• _RECORDS FOR THIS EXERCISE_:
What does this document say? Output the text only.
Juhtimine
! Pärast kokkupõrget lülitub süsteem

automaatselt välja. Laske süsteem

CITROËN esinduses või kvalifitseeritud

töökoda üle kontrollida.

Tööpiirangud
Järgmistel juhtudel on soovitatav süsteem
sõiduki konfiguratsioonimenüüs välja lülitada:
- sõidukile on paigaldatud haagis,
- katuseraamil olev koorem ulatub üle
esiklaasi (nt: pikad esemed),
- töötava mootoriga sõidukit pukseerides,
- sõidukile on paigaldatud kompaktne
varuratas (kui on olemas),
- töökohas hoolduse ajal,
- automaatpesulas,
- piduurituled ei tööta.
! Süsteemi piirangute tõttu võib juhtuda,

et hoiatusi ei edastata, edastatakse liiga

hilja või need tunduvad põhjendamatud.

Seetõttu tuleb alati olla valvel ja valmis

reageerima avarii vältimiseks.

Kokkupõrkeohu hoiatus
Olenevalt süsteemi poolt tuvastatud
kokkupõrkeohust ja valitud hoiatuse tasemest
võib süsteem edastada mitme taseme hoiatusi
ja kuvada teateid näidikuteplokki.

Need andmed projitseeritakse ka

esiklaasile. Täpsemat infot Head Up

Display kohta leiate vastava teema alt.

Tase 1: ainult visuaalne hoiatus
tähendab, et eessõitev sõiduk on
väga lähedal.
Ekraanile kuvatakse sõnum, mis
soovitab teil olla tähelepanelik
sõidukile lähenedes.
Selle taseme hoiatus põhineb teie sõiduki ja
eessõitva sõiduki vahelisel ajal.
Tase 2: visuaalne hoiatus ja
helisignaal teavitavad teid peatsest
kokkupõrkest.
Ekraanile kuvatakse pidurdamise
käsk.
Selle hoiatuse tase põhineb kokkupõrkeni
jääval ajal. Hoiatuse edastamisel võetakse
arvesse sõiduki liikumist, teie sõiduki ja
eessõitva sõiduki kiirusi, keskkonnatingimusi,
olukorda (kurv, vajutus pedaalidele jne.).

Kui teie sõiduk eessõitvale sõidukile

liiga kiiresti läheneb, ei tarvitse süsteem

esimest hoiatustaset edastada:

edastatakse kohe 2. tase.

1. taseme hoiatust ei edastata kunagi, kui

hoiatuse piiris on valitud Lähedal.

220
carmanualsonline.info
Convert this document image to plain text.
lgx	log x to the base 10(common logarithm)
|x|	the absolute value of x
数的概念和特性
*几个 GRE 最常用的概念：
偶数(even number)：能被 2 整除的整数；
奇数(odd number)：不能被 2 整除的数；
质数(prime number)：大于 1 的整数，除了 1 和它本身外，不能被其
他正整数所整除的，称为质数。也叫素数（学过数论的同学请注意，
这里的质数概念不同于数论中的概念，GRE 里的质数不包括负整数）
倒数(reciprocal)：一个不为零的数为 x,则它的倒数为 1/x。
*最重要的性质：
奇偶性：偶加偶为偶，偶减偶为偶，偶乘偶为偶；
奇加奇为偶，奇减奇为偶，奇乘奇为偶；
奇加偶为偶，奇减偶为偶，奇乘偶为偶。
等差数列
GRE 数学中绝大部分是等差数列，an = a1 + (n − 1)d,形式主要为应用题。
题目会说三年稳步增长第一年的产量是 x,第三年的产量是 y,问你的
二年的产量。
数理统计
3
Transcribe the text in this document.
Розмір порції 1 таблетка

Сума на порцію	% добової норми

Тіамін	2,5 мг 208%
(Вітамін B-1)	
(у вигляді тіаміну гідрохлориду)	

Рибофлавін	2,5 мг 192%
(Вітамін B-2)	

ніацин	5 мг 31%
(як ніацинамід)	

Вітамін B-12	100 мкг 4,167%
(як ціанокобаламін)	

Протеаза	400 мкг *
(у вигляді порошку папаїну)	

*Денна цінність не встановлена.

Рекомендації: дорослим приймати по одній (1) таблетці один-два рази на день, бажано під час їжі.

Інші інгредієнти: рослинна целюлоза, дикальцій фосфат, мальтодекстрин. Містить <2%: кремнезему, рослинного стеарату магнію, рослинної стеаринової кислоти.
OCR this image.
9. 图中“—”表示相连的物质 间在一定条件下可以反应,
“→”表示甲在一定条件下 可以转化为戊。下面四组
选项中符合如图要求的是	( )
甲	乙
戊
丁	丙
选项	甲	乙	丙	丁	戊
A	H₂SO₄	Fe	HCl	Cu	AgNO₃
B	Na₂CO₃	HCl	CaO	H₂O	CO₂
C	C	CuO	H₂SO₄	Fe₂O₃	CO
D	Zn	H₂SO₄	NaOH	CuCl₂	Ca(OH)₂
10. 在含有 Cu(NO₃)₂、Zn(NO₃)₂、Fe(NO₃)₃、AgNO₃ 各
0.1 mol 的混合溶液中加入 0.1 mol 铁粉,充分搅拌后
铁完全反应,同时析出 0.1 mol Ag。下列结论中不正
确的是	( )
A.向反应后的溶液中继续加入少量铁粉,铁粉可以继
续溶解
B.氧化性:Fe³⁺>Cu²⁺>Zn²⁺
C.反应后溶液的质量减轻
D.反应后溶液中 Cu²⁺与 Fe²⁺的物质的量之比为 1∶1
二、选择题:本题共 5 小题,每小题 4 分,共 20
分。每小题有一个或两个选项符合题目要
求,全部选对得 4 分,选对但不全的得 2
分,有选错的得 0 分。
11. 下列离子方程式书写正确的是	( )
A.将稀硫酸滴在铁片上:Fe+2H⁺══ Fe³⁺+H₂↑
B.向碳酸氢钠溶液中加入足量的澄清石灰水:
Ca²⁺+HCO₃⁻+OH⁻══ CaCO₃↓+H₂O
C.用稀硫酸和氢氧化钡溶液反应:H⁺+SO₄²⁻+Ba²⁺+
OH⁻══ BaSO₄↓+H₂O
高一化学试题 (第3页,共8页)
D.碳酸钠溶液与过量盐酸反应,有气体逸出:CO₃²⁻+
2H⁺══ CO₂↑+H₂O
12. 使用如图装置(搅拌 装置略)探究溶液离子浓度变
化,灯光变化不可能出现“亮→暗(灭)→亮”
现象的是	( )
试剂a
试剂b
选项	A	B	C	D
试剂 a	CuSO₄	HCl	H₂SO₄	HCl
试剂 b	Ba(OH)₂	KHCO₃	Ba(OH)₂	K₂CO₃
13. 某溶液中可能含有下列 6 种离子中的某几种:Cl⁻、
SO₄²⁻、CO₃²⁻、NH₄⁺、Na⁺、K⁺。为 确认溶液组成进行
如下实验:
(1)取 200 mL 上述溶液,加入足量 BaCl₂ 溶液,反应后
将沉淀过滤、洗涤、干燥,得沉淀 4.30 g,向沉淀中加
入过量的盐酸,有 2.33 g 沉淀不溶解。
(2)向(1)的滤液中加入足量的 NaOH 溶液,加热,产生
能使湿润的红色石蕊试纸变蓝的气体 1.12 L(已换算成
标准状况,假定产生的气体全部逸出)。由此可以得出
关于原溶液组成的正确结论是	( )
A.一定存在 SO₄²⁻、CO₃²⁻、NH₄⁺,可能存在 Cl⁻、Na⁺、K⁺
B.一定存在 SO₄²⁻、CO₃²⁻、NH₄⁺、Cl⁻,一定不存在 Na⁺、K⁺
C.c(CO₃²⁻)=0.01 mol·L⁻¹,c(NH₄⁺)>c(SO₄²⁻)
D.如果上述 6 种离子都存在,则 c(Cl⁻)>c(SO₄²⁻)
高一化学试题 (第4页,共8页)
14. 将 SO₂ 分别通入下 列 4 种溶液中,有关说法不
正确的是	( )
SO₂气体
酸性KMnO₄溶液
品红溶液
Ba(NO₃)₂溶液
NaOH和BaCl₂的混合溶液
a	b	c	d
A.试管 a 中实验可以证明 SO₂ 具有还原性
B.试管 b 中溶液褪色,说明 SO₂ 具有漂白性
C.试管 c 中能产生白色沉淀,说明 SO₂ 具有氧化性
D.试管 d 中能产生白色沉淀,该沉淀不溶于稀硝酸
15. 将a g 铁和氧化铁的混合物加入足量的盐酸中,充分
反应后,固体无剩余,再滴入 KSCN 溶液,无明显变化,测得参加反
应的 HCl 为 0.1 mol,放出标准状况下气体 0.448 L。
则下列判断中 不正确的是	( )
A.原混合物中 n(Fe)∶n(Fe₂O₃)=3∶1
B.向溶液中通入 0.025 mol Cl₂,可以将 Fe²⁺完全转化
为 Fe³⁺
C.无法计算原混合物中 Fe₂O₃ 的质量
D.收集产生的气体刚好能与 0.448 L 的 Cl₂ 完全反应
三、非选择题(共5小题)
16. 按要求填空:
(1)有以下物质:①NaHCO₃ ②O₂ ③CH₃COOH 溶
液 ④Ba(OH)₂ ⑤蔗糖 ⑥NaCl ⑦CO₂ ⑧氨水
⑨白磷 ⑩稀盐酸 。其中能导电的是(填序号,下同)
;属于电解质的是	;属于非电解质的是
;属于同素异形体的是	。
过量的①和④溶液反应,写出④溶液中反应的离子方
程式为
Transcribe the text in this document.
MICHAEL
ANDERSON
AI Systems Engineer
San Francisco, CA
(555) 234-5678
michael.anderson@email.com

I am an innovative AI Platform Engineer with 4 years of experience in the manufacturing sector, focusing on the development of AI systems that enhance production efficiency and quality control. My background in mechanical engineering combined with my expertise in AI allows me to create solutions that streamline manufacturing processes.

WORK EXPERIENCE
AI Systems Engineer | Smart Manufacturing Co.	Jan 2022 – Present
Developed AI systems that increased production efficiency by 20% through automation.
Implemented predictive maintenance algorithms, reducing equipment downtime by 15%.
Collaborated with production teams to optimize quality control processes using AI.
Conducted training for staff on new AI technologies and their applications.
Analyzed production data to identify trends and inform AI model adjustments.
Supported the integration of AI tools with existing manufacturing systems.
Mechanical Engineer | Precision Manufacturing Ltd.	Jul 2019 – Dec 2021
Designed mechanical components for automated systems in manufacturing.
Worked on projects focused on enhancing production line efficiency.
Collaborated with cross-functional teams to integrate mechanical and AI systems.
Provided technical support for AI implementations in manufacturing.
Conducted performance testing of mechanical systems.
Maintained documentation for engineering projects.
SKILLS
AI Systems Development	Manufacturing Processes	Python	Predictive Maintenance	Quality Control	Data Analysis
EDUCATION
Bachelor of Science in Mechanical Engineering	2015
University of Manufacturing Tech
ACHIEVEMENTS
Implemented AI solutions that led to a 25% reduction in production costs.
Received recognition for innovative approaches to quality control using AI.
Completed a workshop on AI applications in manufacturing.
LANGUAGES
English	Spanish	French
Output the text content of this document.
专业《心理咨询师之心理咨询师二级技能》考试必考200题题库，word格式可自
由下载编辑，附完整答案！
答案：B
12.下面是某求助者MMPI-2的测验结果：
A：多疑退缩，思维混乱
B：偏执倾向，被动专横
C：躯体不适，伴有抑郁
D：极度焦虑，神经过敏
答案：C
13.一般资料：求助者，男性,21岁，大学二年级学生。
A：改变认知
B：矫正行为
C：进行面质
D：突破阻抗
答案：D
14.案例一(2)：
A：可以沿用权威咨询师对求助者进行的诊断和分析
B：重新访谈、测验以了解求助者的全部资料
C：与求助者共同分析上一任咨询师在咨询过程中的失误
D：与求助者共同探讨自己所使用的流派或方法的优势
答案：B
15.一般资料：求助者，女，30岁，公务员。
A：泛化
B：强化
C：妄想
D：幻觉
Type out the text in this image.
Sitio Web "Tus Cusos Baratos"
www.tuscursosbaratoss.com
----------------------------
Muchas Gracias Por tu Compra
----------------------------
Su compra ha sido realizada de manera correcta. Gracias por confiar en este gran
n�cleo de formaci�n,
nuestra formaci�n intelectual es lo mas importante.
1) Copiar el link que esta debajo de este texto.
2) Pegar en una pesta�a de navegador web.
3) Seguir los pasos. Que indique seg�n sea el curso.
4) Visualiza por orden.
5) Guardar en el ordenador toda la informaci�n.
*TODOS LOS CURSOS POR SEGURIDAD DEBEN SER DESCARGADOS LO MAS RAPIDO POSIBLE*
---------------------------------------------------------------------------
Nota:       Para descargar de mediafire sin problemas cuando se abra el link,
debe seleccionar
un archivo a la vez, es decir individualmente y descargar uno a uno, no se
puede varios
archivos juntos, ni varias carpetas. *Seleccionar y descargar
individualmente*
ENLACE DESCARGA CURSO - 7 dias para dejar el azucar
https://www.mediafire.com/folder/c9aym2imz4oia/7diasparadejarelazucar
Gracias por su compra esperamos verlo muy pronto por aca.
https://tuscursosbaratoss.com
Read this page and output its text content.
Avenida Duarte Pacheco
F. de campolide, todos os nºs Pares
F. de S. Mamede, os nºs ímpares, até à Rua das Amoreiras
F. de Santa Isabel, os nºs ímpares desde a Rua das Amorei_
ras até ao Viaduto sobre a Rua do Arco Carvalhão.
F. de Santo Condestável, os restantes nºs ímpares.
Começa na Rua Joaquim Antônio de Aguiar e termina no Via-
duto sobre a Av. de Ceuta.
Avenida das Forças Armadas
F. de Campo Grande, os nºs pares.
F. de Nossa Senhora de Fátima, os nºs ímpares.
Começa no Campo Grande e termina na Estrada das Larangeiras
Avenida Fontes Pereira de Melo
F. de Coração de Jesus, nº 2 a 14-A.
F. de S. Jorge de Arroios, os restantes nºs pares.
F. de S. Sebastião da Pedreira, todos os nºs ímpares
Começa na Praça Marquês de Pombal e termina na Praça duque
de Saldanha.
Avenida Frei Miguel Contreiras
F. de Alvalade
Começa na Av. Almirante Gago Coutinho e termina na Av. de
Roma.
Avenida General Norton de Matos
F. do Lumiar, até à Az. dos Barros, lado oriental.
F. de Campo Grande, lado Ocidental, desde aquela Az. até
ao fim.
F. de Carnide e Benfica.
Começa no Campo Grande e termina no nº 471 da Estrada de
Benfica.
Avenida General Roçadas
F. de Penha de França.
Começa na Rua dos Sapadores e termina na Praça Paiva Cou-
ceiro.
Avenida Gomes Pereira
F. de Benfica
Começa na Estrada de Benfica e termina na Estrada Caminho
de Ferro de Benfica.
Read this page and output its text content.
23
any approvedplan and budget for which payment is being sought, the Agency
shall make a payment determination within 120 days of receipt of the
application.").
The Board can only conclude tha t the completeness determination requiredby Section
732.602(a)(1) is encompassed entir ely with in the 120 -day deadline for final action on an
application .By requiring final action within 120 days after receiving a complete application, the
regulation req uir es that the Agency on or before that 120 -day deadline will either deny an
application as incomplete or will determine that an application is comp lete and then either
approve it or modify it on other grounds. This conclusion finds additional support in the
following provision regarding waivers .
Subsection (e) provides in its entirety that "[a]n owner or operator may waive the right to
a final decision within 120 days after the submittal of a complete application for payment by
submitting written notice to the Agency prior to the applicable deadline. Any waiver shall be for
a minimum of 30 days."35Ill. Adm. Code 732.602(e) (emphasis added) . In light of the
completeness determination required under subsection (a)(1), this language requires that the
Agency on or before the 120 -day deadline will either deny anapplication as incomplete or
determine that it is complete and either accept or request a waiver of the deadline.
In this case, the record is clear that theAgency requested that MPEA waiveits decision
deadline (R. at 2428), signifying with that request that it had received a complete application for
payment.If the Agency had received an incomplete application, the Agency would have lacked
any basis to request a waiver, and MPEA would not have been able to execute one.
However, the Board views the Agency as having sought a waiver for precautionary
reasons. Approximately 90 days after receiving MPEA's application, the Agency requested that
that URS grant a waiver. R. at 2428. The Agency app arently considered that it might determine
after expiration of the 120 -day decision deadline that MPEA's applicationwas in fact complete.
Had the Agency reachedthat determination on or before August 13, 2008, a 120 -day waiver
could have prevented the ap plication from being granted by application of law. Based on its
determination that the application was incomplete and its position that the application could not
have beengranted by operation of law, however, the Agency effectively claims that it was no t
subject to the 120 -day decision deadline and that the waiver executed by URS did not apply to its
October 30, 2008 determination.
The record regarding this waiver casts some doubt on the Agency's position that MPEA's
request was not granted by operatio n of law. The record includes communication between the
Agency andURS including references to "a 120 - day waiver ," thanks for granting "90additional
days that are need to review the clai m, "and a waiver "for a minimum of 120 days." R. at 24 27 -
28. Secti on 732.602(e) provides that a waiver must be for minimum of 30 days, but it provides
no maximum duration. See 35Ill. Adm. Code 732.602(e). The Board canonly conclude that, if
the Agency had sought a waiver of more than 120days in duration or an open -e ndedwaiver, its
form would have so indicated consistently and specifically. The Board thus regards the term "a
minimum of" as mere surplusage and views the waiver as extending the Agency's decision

• _TASK DETAILS_: Scan the material above. Extract every line in which the word "edastatakse" occurs.

• _SOLVED EXERCISE_:
et hoiatusi ei edastata, edastatakse liiga
edastatakse kohe 2. tase.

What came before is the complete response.